══ Records provided ══
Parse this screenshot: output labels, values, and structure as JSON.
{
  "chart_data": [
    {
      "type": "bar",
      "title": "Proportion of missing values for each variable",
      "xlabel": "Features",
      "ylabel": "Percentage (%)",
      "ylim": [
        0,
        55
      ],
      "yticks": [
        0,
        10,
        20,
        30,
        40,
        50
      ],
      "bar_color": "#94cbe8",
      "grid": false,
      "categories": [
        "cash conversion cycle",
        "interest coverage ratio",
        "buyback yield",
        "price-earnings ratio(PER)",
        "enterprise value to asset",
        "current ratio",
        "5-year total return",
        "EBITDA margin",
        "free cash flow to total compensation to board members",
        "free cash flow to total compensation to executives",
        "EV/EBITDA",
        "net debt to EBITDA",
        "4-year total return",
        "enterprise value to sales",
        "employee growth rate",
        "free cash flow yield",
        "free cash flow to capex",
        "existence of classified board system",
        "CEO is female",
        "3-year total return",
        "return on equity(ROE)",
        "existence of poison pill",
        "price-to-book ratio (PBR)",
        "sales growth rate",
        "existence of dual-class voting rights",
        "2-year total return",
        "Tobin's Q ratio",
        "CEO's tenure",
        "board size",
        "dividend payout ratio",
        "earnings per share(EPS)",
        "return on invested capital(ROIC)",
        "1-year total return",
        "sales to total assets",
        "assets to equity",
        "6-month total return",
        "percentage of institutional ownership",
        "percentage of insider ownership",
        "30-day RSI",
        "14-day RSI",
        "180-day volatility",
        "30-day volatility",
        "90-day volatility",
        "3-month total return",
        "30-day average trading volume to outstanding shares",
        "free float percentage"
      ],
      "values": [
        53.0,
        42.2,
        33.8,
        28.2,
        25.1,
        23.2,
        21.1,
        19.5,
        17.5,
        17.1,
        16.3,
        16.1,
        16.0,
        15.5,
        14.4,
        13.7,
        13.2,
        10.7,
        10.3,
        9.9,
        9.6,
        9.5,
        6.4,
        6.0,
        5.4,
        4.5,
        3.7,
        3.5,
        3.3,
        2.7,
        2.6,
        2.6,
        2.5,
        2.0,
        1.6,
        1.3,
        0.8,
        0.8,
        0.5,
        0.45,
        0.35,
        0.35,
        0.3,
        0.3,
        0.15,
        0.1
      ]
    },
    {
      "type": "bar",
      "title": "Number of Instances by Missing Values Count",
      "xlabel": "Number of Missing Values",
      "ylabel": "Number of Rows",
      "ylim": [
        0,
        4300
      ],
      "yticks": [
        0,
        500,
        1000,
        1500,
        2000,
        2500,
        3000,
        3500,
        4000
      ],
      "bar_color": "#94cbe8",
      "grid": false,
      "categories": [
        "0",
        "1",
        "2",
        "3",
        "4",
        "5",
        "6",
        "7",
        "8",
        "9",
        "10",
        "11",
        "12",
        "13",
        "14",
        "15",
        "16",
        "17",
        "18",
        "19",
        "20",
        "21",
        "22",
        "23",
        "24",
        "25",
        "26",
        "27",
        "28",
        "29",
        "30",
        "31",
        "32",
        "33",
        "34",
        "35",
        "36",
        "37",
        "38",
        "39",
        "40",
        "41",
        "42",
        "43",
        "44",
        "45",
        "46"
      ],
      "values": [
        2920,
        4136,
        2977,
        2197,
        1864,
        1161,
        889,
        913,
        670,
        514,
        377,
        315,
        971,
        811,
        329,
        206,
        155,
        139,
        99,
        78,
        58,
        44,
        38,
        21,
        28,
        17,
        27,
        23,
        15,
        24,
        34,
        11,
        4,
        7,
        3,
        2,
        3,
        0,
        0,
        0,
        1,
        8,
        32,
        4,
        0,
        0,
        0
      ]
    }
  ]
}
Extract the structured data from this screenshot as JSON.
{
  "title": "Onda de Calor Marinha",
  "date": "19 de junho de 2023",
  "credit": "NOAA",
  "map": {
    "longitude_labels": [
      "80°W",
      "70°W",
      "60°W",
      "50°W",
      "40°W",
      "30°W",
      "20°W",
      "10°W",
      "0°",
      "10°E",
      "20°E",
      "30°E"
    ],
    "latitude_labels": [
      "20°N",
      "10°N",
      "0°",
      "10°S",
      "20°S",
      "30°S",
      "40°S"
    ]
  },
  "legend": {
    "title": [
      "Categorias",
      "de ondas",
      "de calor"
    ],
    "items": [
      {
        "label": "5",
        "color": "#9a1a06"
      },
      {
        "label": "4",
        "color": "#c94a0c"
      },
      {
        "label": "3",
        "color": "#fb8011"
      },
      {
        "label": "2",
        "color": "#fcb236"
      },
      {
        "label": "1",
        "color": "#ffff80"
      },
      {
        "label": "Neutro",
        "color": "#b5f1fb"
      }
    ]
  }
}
═══
→ Given request:
Find the string "rate" in the records, then copy each line where it occurs.

→ Solution:
        "employee growth rate",
        "sales growth rate",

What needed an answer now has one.